**Job:** Copy out all lines where "time" appears.

**Items:**
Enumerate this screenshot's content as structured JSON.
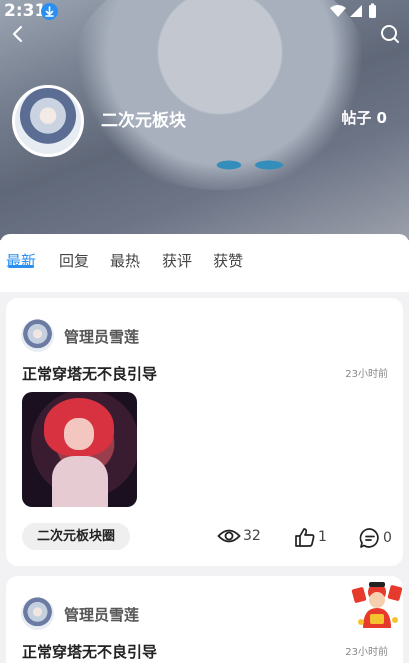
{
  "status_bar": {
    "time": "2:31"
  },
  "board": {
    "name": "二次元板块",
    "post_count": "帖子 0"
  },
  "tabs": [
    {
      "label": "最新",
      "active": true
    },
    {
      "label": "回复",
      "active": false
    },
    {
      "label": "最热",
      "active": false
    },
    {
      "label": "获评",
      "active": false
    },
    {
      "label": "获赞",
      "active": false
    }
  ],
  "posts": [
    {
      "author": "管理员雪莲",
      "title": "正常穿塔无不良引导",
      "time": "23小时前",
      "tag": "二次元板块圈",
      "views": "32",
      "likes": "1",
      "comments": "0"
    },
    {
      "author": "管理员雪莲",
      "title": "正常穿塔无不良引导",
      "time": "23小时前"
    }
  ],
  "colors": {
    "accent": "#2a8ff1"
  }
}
--
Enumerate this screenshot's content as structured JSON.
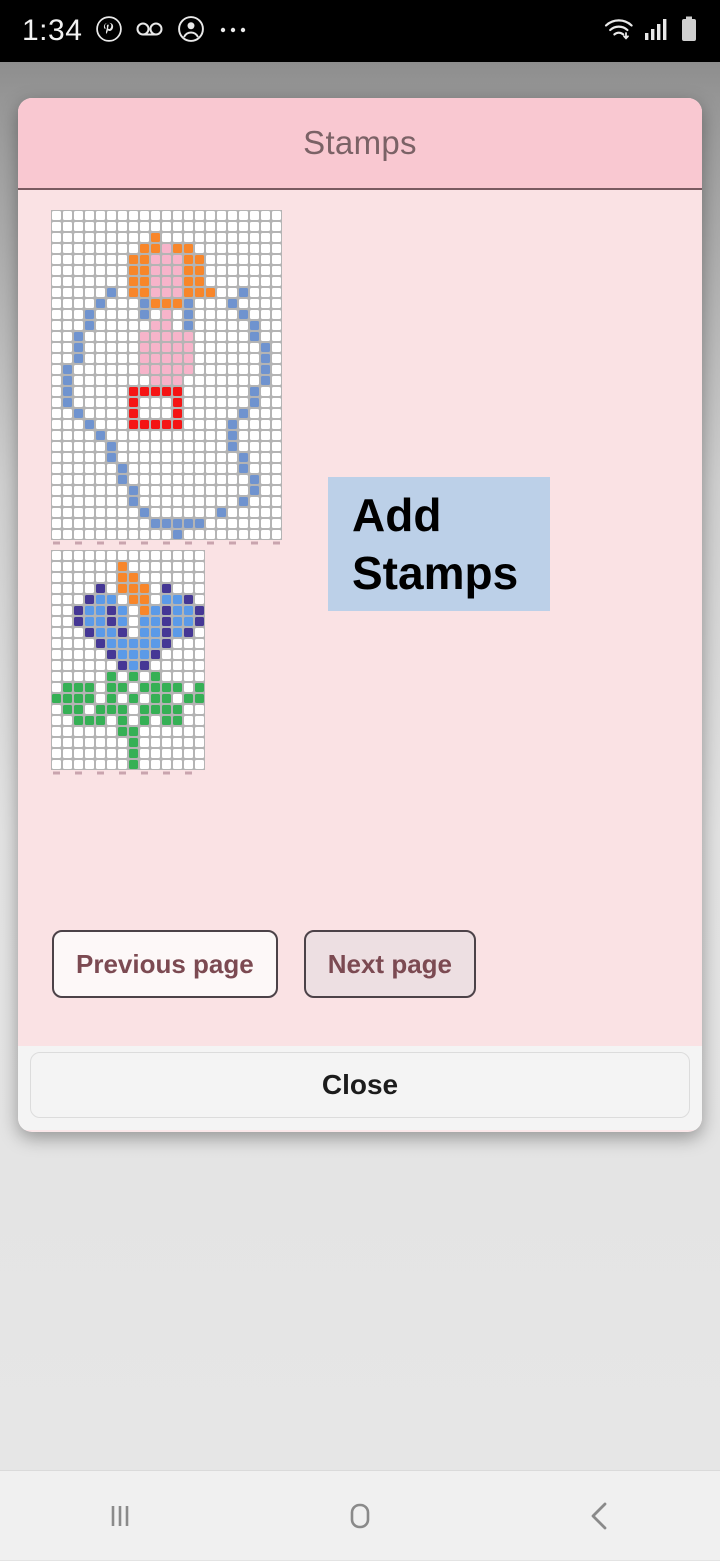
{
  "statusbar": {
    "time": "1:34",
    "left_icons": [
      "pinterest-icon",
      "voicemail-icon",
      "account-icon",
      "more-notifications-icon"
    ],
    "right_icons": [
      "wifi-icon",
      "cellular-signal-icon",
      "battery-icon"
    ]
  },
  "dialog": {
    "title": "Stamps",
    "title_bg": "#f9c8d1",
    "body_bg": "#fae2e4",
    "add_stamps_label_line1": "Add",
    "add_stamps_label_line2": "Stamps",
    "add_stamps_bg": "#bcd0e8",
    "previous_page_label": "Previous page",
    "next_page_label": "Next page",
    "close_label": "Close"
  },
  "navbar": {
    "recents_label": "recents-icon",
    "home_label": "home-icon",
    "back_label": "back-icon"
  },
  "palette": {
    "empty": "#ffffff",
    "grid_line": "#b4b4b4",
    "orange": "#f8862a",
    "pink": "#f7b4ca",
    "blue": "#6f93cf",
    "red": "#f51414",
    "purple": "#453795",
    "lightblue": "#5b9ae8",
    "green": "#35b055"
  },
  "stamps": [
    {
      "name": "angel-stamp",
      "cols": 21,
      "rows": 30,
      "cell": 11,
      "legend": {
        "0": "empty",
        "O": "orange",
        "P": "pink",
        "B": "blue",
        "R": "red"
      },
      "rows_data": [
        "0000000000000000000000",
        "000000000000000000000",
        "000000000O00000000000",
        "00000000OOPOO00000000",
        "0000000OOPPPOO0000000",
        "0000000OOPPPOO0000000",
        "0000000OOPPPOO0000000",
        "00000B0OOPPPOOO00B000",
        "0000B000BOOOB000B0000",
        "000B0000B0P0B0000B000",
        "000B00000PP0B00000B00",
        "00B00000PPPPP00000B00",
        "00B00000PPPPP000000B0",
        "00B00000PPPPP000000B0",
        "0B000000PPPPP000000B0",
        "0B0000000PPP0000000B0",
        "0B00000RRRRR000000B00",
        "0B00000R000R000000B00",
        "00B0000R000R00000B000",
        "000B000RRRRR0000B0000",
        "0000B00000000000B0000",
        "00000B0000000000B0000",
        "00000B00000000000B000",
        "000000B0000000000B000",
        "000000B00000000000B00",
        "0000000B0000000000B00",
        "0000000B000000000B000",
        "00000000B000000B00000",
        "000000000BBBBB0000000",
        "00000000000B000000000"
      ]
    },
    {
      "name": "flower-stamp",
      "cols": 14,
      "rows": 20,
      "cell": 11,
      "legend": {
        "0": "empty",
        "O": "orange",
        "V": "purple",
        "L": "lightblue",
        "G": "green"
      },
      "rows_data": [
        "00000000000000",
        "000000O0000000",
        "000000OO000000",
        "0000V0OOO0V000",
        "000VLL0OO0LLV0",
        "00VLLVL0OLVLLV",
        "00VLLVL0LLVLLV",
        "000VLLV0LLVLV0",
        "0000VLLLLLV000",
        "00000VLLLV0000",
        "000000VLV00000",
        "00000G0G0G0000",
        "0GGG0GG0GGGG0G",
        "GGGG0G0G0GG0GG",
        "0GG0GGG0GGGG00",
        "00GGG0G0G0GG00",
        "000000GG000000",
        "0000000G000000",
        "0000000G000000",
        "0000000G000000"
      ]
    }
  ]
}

**Result for this exercise:**
    "time": "2:31"
      "time": "23小时前",
      "time": "23小时前"
    "time": "1:34",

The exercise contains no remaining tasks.